◆ Actions to take
A. Could you copy out the lines of the records from their start through the line containing "The arcuate section 255 is at (374, 176).", both ends included, omitting the pictures?
B. Can you extend the passage on the Aspen Art Museum, picking up right after its last sentence?

Founded in 1979, the Aspen Art Museum (AAM) is a non-collecting contemporary art museum located in Aspen, Colorado. AAM exhibitions include drawings, paintings, sculptures, multimedia installations and electronic media.

Building
Previously housed in a converted hydroelectric plant at 590 North Mill Street, the Aspen Art Museum (AAM) opened its new facility to the public at 637 East Hyman Avenue on August 9, 2014, . The building is designed by architect Shigeru Ban,  recipient of the 2014 Pritzker Prize for Architecture. It is Ban's first US museum to be constructed. The 33,000-square-foot, four-level facility houses eight exhibition spaces: six gallery spaces, a roof top sculpture garden, and an outdoor commons. There are five main architectural features within the building's design plan: Grand Stair, Moving Glass Room Elevator, Woven Wood Screen, Wood Roof Truss and Walkable Skylights.

◆ Given information
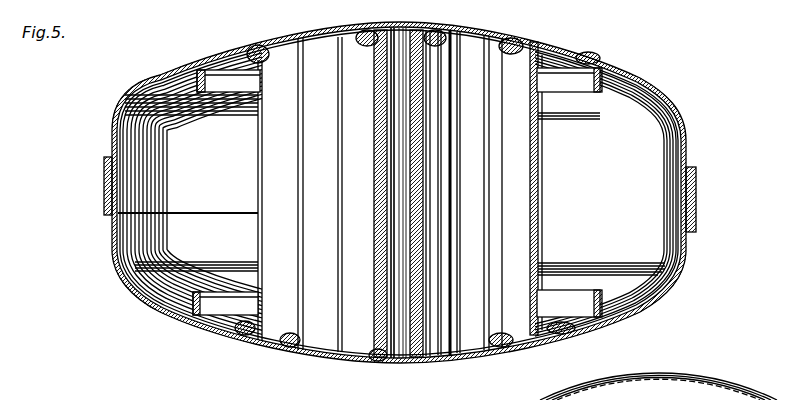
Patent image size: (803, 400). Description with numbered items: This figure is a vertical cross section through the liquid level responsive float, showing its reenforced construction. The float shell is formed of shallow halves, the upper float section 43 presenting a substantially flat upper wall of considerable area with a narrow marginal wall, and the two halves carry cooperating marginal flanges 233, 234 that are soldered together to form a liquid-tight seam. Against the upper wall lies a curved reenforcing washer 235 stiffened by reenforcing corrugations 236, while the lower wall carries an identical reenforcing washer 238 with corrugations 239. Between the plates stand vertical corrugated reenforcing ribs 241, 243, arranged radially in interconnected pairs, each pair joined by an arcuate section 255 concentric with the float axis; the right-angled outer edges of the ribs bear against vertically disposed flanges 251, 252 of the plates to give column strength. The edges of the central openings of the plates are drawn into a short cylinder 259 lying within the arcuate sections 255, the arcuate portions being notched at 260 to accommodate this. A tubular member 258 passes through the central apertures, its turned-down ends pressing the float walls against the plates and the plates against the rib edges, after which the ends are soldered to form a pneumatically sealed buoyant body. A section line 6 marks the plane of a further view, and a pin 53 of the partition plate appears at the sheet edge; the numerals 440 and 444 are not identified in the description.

The upper float section 43 is at (411, 192).
The marginal flange 233 is at (670, 198).
The marginal flange 234 is at (690, 197).
The vertical reenforcing rib 241 is at (270, 158).
The arcuate section 255 is at (374, 176).
The short cylinder 259 is at (428, 17).
The tubular member 258 is at (408, 201).
The notch 260 is at (372, 31).
The reenforcing corrugation 236 is at (552, 56).
The vertical reenforcing rib 243 is at (532, 158).
The reenforcing washer 235 is at (584, 97).
The vertically disposed flange 252 is at (597, 93).
The bead 440 is at (586, 57).
The lower laminations 444 is at (630, 302).
The vertically disposed flange 251 is at (617, 315).
The reenforcing washer 238 is at (573, 329).
The corrugation 239 is at (557, 337).
The section line 6 is at (100, 140).
The pin 53 is at (203, 392).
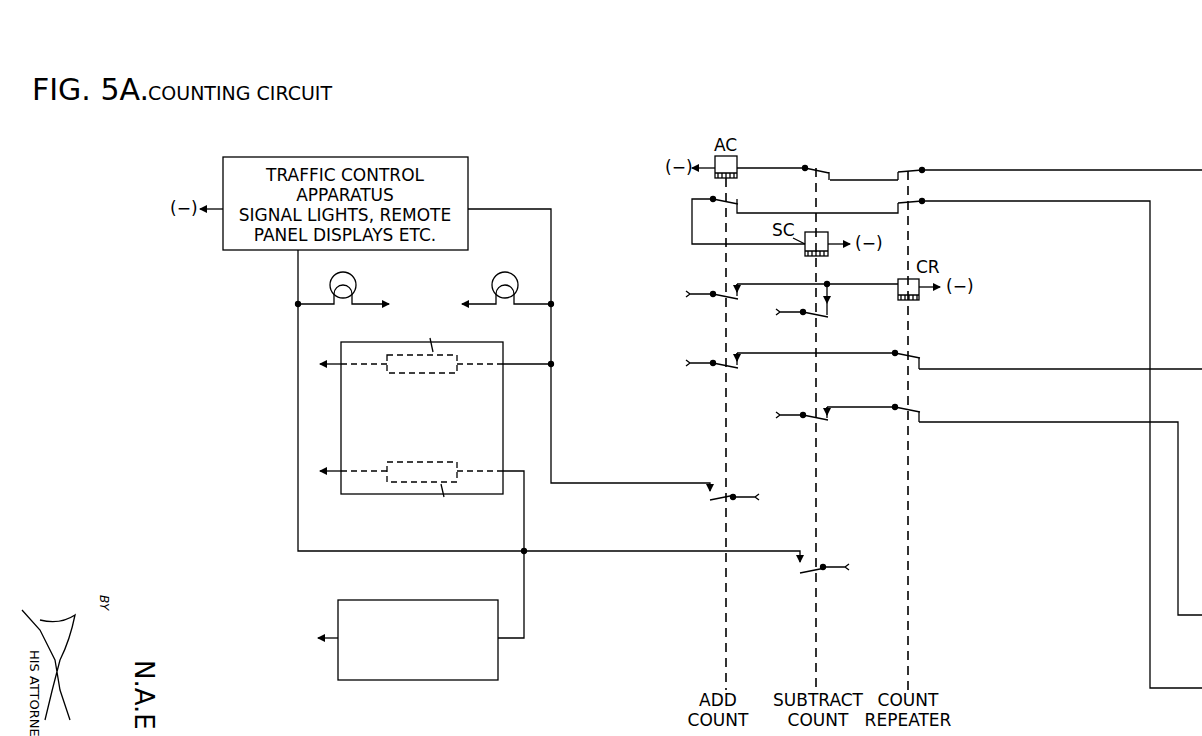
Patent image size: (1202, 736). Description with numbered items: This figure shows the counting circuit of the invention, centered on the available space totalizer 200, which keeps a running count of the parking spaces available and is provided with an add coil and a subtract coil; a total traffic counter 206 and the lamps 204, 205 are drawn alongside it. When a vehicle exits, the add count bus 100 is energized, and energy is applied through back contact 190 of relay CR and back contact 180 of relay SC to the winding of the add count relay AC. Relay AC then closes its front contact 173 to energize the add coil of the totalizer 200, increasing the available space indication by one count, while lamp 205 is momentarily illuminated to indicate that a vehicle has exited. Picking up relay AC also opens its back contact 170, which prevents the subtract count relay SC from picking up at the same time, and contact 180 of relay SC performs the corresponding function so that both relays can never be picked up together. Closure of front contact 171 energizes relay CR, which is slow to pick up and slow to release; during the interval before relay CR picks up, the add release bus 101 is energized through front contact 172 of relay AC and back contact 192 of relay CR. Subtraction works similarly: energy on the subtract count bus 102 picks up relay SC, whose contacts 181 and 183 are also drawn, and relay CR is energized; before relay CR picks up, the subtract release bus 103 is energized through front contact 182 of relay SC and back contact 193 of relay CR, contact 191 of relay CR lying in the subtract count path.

The add count bus 100 is at (1142, 169).
The add release bus 101 is at (1100, 368).
The subtract count bus 102 is at (1118, 201).
The subtract release bus 103 is at (1018, 422).
The back contact of relay AC 170 is at (730, 201).
The front contact of relay AC 171 is at (712, 300).
The front contact of relay AC 172 is at (728, 366).
The front contact of relay AC 173 is at (712, 500).
The back contact of relay SC 180 is at (851, 162).
The contact of relay SC 181 is at (819, 317).
The front contact of relay SC 182 is at (819, 420).
The contact of relay SC 183 is at (824, 571).
The back contact of relay CR 190 is at (903, 165).
The contact of relay CR 191 is at (896, 204).
The back contact of relay CR 192 is at (912, 352).
The back contact of relay CR 193 is at (912, 406).
The available space totalizer 200 is at (341, 404).
The lamp 204 is at (357, 286).
The lamp 205 is at (491, 286).
The total traffic counter 206 is at (430, 696).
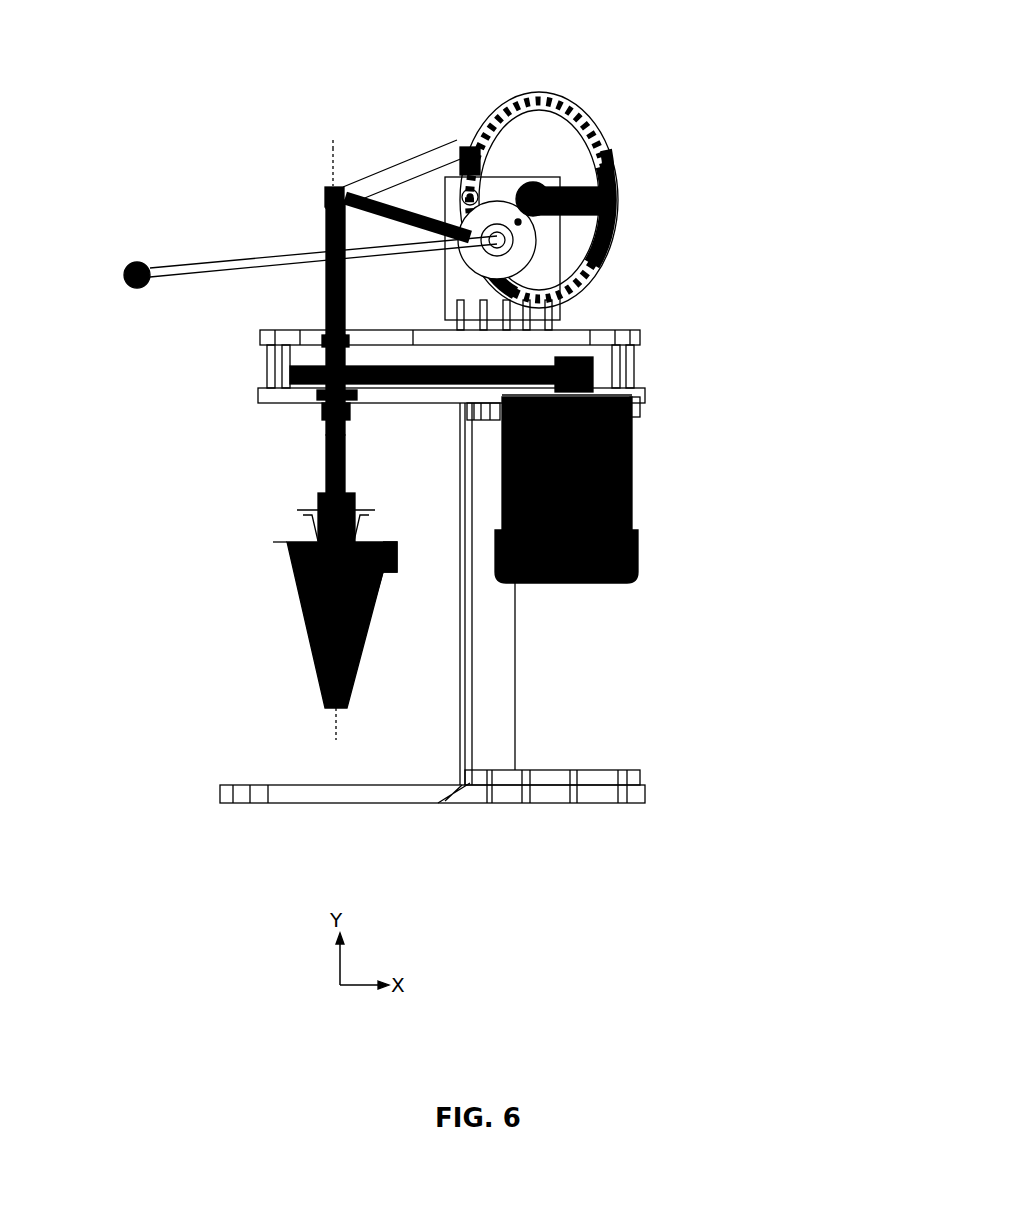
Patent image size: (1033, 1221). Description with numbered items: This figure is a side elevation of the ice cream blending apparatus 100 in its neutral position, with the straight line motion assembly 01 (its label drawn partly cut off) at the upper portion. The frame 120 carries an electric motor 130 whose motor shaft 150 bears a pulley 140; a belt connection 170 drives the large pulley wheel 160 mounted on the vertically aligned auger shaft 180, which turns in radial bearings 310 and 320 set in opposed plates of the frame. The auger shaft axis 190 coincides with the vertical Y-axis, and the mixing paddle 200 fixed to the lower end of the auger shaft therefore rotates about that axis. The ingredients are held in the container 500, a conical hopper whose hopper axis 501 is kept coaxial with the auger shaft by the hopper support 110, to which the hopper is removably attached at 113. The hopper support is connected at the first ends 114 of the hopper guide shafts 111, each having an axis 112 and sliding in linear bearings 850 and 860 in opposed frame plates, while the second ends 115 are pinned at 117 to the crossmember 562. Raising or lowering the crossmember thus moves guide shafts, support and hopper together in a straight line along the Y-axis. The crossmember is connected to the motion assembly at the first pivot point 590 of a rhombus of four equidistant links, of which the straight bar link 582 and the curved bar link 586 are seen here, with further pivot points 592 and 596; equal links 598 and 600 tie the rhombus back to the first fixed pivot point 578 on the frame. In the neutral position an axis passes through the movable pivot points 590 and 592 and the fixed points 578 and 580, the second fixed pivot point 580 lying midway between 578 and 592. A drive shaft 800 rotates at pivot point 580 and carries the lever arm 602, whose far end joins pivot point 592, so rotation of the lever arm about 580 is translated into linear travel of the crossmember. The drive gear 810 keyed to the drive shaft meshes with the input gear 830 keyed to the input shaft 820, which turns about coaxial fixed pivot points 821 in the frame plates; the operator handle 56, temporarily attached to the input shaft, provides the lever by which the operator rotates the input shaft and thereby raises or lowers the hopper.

The straight line motion assembly 01 is at (408, 62).
The ice cream blending apparatus 100 is at (797, 240).
The operator handle 56 is at (127, 287).
The hopper support 110 is at (385, 578).
The hopper guide shaft 111 is at (345, 300).
The guide shaft axis 112 is at (326, 157).
The hopper attachment 113 is at (398, 535).
The first ends of hopper guide shafts 114 is at (300, 535).
The second ends of hopper guide shafts 115 is at (322, 210).
The pin joint 117 is at (322, 203).
The frame 120 is at (650, 340).
The electric motor 130 is at (636, 525).
The pulley 140 is at (595, 360).
The motor shaft 150 is at (520, 390).
The pulley wheel 160 is at (265, 365).
The belt connection 170 is at (632, 430).
The auger shaft 180 is at (320, 427).
The auger shaft axis 190 is at (323, 470).
The mixing paddle 200 is at (318, 500).
The radial bearing 310 is at (328, 345).
The radial bearing 320 is at (290, 398).
The container 500 is at (298, 616).
The hopper axis 501 is at (345, 730).
The crossmember 562 is at (322, 197).
The first fixed pivot point 578 is at (478, 193).
The second fixed pivot point 580 is at (572, 188).
The link 582 is at (404, 150).
The link 586 is at (546, 90).
The first pivot point 590 is at (323, 190).
The movable pivot point 592 is at (618, 200).
The pivot point 596 is at (479, 147).
The link 598 is at (466, 216).
The link 600 is at (482, 158).
The lever arm 602 is at (622, 190).
The drive shaft 800 is at (616, 220).
The drive gear 810 is at (560, 178).
The input shaft 820 is at (540, 268).
The fixed pivot points of input shaft 821 is at (505, 240).
The input gear 830 is at (518, 222).
The linear bearing 850 is at (340, 347).
The linear bearing 860 is at (342, 400).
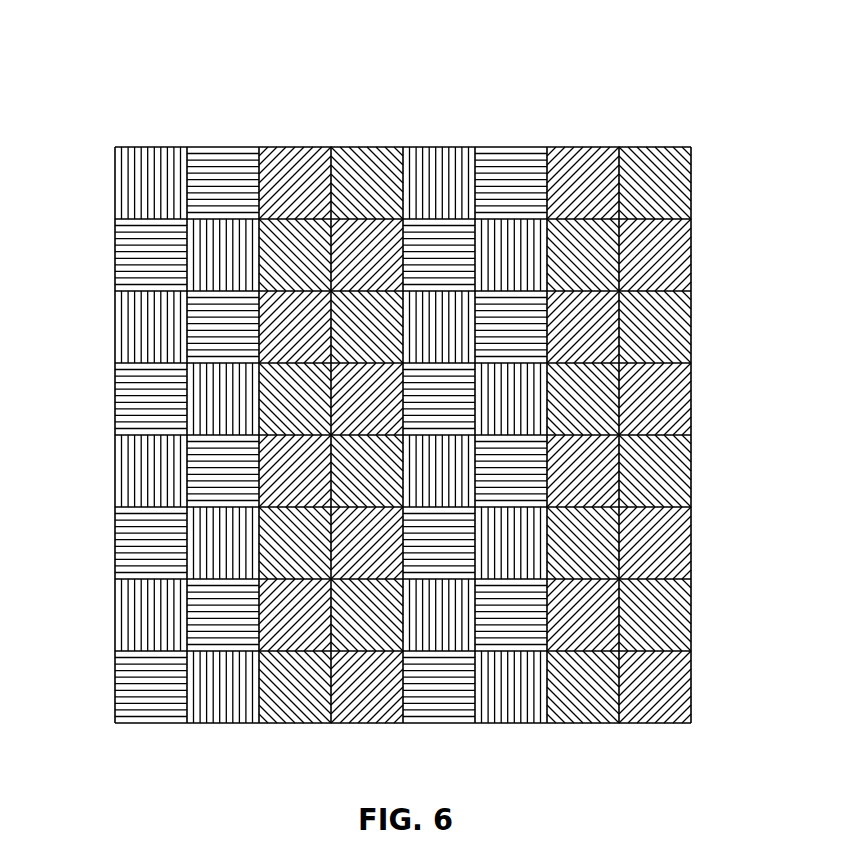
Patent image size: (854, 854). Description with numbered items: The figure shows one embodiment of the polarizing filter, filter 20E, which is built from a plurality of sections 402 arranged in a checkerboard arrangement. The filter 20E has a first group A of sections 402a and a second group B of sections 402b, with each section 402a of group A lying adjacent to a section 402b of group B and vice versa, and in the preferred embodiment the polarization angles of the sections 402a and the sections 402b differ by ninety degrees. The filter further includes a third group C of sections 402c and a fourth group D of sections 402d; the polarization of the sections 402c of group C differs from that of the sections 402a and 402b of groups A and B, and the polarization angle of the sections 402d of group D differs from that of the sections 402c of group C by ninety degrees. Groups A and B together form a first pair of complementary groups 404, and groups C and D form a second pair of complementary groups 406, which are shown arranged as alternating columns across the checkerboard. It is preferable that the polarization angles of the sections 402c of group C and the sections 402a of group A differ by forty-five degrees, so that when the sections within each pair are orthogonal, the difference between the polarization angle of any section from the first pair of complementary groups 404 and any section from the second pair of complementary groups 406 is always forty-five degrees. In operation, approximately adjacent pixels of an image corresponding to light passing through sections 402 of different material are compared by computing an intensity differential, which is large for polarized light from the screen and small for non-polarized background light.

The polarizing filter 20E is at (436, 396).
The section 402 is at (670, 612).
The section of group A 402a is at (118, 140).
The section of group B 402b is at (208, 140).
The section of group C 402c is at (292, 140).
The section of group D 402d is at (378, 140).
The first pair of complementary groups 404 is at (253, 83).
The second pair of complementary groups 406 is at (400, 83).
The first group A is at (425, 142).
The second group B is at (500, 145).
The third group C is at (577, 145).
The fourth group D is at (655, 145).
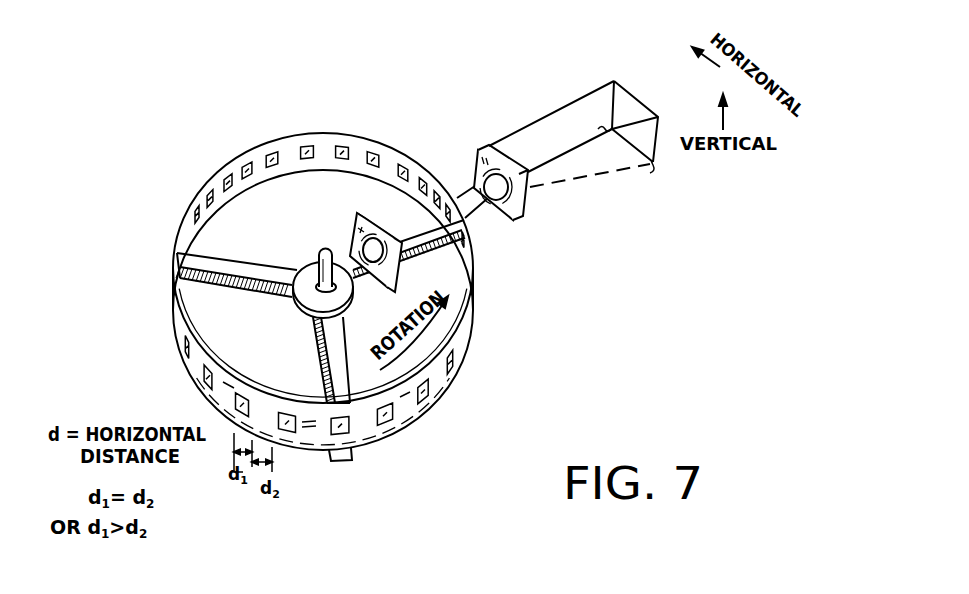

◆ Expected answers
A.
Patent image size: (803, 400). Description with numbered items: This figure is a vertical cross section through the liquid level responsive float, showing its reenforced construction. The float shell is formed of shallow halves, the upper float section 43 presenting a substantially flat upper wall of considerable area with a narrow marginal wall, and the two halves carry cooperating marginal flanges 233, 234 that are soldered together to form a liquid-tight seam. Against the upper wall lies a curved reenforcing washer 235 stiffened by reenforcing corrugations 236, while the lower wall carries an identical reenforcing washer 238 with corrugations 239. Between the plates stand vertical corrugated reenforcing ribs 241, 243, arranged radially in interconnected pairs, each pair joined by an arcuate section 255 concentric with the float axis; the right-angled outer edges of the ribs bear against vertically disposed flanges 251, 252 of the plates to give column strength. The edges of the central openings of the plates are drawn into a short cylinder 259 lying within the arcuate sections 255, the arcuate portions being notched at 260 to accommodate this. A tubular member 258 passes through the central apertures, its turned-down ends pressing the float walls against the plates and the plates against the rib edges, after which the ends are soldered to form a pneumatically sealed buoyant body. A section line 6 marks the plane of a further view, and a pin 53 of the partition plate appears at the sheet edge; the numerals 440 and 444 are not identified in the description.

The upper float section 43 is at (411, 192).
The marginal flange 233 is at (670, 198).
The marginal flange 234 is at (690, 197).
The vertical reenforcing rib 241 is at (270, 158).
The arcuate section 255 is at (374, 176).

B.
Accreditation
The Aspen Art Museum is accredited by the American Alliance of Museums. The museum is a member institution of the Association of Art Museum Directors (AAMD), which represents directors of art museums throughout the United States, Canada, and Mexico. 
In March 2009, the AAM joined other Aspen area businesses through becoming certified under a jointly run City of Aspen Environmental Health Department and Canary Initiative “ZGreen” program. Environmental efforts undertaken by the AAM through the ZGreen program include recycling, composting, and zero waste events.

Residency programs

The AAM's Distinguished Artist in Residence Program was first established in 2006. The Aspen Art Museum’s annual artist in residency program brings artists to Aspen, Colorado, to work on creating a new body of work, which will ultimately be exhibited in the AAM galleries. Artists in residence hold a gallery walkthrough and a lecture as part of their residency.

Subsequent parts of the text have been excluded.